- **Instructions for the task**:
Reproduce the entries below word for word, from their very start through the line that contains "242, 417, 577]".

===== Dataset =====

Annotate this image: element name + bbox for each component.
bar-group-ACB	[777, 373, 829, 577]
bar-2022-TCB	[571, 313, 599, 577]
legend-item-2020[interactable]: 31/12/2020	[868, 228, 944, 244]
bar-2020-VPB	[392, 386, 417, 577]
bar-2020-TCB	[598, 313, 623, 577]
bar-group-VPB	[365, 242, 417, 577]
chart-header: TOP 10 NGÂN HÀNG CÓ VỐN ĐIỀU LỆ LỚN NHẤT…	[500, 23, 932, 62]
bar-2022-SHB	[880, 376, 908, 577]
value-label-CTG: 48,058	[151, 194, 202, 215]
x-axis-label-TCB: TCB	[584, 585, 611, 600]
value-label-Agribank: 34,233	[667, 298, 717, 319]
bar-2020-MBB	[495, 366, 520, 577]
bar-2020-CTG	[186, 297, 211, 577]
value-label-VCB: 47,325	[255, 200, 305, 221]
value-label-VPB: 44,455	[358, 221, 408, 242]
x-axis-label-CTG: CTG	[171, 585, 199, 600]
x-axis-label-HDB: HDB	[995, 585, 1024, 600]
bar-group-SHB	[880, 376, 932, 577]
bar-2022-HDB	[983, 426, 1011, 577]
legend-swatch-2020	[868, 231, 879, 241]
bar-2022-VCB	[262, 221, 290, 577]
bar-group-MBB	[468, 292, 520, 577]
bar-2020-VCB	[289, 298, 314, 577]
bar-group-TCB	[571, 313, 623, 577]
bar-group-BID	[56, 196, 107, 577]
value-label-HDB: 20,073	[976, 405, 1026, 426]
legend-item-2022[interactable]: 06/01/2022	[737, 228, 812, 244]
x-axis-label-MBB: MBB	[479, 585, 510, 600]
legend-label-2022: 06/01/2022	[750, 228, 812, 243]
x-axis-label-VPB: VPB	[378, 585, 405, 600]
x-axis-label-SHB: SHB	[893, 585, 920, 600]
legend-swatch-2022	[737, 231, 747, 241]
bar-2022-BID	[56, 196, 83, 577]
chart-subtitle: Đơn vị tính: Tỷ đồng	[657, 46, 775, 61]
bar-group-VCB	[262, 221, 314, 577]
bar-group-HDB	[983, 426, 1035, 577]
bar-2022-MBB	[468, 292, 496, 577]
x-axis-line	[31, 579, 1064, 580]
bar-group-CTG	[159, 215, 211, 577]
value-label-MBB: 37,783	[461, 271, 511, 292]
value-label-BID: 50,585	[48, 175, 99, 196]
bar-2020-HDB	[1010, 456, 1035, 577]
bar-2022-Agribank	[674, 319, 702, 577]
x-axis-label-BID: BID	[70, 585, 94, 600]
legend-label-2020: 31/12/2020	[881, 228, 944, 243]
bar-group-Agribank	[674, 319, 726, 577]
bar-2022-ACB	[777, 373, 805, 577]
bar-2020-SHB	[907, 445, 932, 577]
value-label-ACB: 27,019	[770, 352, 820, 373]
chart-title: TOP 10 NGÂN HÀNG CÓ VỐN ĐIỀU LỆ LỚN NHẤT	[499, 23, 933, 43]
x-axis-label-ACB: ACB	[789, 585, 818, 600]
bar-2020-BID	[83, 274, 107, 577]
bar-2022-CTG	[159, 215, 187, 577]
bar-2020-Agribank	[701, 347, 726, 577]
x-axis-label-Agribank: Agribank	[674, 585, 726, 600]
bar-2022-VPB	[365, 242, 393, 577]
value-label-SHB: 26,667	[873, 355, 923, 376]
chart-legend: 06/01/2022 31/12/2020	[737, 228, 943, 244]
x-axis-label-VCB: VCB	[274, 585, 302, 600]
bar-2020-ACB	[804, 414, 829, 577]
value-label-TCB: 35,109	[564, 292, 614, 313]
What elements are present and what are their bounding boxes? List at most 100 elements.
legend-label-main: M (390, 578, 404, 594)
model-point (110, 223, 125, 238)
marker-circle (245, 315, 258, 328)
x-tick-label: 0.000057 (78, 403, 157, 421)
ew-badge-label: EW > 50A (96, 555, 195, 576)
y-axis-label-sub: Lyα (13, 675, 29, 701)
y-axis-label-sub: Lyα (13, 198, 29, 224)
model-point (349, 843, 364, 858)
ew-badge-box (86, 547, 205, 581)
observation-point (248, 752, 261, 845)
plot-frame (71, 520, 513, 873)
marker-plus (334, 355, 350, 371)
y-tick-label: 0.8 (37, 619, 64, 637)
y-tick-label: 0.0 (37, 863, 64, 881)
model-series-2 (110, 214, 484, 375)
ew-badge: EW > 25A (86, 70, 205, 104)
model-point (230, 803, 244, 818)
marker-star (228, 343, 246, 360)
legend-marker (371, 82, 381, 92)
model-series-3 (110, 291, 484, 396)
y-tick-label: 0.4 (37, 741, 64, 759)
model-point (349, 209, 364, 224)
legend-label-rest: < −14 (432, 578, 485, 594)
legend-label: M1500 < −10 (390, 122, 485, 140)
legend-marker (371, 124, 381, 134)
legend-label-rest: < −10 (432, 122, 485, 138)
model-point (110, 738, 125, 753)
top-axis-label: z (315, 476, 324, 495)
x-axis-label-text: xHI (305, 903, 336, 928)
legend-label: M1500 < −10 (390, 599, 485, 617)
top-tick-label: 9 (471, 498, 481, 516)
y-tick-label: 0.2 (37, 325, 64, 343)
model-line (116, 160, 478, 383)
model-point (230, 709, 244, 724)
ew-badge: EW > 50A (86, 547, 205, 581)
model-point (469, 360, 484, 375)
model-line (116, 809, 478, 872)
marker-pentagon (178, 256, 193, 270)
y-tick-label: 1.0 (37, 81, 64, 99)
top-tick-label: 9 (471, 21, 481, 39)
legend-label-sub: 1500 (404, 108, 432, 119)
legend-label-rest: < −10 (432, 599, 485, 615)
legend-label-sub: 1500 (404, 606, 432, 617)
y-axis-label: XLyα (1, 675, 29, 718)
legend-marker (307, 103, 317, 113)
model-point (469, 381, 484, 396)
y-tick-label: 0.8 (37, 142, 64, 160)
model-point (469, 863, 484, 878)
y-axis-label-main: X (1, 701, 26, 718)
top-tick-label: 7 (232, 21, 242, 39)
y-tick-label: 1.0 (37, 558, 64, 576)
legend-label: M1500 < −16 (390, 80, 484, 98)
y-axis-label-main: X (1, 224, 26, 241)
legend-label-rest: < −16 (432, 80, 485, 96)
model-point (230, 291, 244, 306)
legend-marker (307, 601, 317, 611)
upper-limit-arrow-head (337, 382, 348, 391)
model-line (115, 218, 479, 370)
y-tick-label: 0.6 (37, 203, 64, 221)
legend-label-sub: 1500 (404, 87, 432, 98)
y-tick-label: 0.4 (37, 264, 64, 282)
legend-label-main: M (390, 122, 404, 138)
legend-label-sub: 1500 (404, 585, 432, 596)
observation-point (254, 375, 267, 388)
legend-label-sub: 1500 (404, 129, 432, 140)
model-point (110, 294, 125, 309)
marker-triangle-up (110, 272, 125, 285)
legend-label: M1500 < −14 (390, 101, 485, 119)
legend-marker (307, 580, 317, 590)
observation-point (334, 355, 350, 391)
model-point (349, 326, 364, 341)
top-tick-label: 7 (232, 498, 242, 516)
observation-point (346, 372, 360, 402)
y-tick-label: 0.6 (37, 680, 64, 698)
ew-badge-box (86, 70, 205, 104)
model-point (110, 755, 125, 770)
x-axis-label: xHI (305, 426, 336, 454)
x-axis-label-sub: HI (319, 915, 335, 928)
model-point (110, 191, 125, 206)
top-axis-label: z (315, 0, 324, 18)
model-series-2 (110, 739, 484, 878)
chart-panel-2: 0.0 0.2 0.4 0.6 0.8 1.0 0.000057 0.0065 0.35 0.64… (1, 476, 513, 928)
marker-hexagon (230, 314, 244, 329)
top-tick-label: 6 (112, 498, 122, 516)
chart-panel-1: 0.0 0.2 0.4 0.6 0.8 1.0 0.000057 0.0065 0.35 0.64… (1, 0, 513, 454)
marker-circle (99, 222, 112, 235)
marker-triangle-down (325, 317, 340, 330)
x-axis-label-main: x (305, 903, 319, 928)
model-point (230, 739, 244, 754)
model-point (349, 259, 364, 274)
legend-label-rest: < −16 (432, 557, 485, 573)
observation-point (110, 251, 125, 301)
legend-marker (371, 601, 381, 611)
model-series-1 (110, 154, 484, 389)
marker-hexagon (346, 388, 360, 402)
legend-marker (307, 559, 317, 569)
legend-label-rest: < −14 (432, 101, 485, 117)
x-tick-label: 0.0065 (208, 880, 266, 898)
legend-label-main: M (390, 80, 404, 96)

=====

- **In response**:
Annotate this image: element name + bbox for each component.
bar-group-ACB	[777, 373, 829, 577]
bar-2022-TCB	[571, 313, 599, 577]
legend-item-2020[interactable]: 31/12/2020	[868, 228, 944, 244]
bar-2020-VPB	[392, 386, 417, 577]
bar-2020-TCB	[598, 313, 623, 577]
bar-group-VPB	[365, 242, 417, 577]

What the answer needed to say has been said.